Stored data

════════════════

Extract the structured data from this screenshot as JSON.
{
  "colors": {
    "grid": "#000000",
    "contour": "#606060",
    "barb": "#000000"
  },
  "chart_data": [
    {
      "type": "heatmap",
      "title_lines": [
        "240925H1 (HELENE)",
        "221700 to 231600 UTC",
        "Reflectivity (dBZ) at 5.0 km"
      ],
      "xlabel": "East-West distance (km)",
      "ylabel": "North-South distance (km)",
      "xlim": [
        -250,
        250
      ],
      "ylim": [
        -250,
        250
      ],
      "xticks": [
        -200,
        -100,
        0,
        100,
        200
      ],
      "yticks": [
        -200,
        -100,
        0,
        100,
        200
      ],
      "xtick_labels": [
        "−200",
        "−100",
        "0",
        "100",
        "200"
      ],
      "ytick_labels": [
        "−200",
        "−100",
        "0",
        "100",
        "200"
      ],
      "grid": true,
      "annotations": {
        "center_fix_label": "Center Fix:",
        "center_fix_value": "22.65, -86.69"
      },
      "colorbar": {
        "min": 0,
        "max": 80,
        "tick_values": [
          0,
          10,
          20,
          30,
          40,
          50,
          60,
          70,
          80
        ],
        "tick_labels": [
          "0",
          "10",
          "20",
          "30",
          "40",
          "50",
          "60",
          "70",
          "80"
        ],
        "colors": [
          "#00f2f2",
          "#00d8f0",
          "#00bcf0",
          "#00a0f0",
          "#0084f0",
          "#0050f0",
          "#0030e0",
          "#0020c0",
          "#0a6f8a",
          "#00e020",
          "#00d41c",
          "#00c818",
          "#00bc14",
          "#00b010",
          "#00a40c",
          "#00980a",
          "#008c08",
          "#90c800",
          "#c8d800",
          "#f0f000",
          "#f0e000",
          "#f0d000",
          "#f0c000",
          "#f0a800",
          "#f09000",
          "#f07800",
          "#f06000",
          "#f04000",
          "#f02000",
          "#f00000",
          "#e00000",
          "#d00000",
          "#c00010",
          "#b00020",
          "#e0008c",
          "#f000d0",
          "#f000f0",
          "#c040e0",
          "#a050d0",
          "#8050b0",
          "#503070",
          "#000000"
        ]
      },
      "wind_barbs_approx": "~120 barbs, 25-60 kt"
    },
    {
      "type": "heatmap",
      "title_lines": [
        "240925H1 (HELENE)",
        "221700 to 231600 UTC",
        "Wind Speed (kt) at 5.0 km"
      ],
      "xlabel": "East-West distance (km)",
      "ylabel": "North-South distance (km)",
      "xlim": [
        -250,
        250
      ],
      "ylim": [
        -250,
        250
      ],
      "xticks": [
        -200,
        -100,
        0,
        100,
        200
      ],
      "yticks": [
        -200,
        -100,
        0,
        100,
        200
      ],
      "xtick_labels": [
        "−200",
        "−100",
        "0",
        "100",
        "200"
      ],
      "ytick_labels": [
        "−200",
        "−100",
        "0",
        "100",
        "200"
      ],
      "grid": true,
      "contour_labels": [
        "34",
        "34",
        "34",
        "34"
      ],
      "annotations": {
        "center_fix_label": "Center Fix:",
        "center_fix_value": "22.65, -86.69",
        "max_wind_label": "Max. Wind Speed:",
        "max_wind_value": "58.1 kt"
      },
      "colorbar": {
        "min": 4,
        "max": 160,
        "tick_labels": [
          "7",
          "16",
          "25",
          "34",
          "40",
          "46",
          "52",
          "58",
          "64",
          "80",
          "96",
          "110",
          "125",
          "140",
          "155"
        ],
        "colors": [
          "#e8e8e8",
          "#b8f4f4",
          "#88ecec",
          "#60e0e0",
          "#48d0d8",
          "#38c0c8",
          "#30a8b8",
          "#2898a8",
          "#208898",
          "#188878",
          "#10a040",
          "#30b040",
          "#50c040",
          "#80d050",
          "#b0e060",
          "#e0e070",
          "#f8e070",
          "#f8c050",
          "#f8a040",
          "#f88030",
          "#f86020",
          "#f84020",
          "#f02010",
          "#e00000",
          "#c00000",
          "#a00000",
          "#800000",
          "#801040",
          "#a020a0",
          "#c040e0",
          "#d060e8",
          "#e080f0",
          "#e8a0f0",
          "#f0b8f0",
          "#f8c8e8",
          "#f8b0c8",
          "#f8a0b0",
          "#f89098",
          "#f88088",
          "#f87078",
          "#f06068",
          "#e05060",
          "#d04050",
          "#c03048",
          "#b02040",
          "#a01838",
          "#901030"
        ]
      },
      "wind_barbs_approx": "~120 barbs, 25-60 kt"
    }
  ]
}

════════════════

Transcribe the full listing above without leaving anything out.

Extract the structured data from this screenshot as JSON.
{
  "colors": {
    "grid": "#000000",
    "contour": "#606060",
    "barb": "#000000"
  },
  "chart_data": [
    {
      "type": "heatmap",
      "title_lines": [
        "240925H1 (HELENE)",
        "221700 to 231600 UTC",
        "Reflectivity (dBZ) at 5.0 km"
      ],
      "xlabel": "East-West distance (km)",
      "ylabel": "North-South distance (km)",
      "xlim": [
        -250,
        250
      ],
      "ylim": [
        -250,
        250
      ],
      "xticks": [
        -200,
        -100,
        0,
        100,
        200
      ],
      "yticks": [
        -200,
        -100,
        0,
        100,
        200
      ],
      "xtick_labels": [
        "−200",
        "−100",
        "0",
        "100",
        "200"
      ],
      "ytick_labels": [
        "−200",
        "−100",
        "0",
        "100",
        "200"
      ],
      "grid": true,
      "annotations": {
        "center_fix_label": "Center Fix:",
        "center_fix_value": "22.65, -86.69"
      },
      "colorbar": {
        "min": 0,
        "max": 80,
        "tick_values": [
          0,
          10,
          20,
          30,
          40,
          50,
          60,
          70,
          80
        ],
        "tick_labels": [
          "0",
          "10",
          "20",
          "30",
          "40",
          "50",
          "60",
          "70",
          "80"
        ],
        "colors": [
          "#00f2f2",
          "#00d8f0",
          "#00bcf0",
          "#00a0f0",
          "#0084f0",
          "#0050f0",
          "#0030e0",
          "#0020c0",
          "#0a6f8a",
          "#00e020",
          "#00d41c",
          "#00c818",
          "#00bc14",
          "#00b010",
          "#00a40c",
          "#00980a",
          "#008c08",
          "#90c800",
          "#c8d800",
          "#f0f000",
          "#f0e000",
          "#f0d000",
          "#f0c000",
          "#f0a800",
          "#f09000",
          "#f07800",
          "#f06000",
          "#f04000",
          "#f02000",
          "#f00000",
          "#e00000",
          "#d00000",
          "#c00010",
          "#b00020",
          "#e0008c",
          "#f000d0",
          "#f000f0",
          "#c040e0",
          "#a050d0",
          "#8050b0",
          "#503070",
          "#000000"
        ]
      },
      "wind_barbs_approx": "~120 barbs, 25-60 kt"
    },
    {
      "type": "heatmap",
      "title_lines": [
        "240925H1 (HELENE)",
        "221700 to 231600 UTC",
        "Wind Speed (kt) at 5.0 km"
      ],
      "xlabel": "East-West distance (km)",
      "ylabel": "North-South distance (km)",
      "xlim": [
        -250,
        250
      ],
      "ylim": [
        -250,
        250
      ],
      "xticks": [
        -200,
        -100,
        0,
        100,
        200
      ],
      "yticks": [
        -200,
        -100,
        0,
        100,
        200
      ],
      "xtick_labels": [
        "−200",
        "−100",
        "0",
        "100",
        "200"
      ],
      "ytick_labels": [
        "−200",
        "−100",
        "0",
        "100",
        "200"
      ],
      "grid": true,
      "contour_labels": [
        "34",
        "34",
        "34",
        "34"
      ],
      "annotations": {
        "center_fix_label": "Center Fix:",
        "center_fix_value": "22.65, -86.69",
        "max_wind_label": "Max. Wind Speed:",
        "max_wind_value": "58.1 kt"
      },
      "colorbar": {
        "min": 4,
        "max": 160,
        "tick_labels": [
          "7",
          "16",
          "25",
          "34",
          "40",
          "46",
          "52",
          "58",
          "64",
          "80",
          "96",
          "110",
          "125",
          "140",
          "155"
        ],
        "colors": [
          "#e8e8e8",
          "#b8f4f4",
          "#88ecec",
          "#60e0e0",
          "#48d0d8",
          "#38c0c8",
          "#30a8b8",
          "#2898a8",
          "#208898",
          "#188878",
          "#10a040",
          "#30b040",
          "#50c040",
          "#80d050",
          "#b0e060",
          "#e0e070",
          "#f8e070",
          "#f8c050",
          "#f8a040",
          "#f88030",
          "#f86020",
          "#f84020",
          "#f02010",
          "#e00000",
          "#c00000",
          "#a00000",
          "#800000",
          "#801040",
          "#a020a0",
          "#c040e0",
          "#d060e8",
          "#e080f0",
          "#e8a0f0",
          "#f0b8f0",
          "#f8c8e8",
          "#f8b0c8",
          "#f8a0b0",
          "#f89098",
          "#f88088",
          "#f87078",
          "#f06068",
          "#e05060",
          "#d04050",
          "#c03048",
          "#b02040",
          "#a01838",
          "#901030"
        ]
      },
      "wind_barbs_approx": "~120 barbs, 25-60 kt"
    }
  ]
}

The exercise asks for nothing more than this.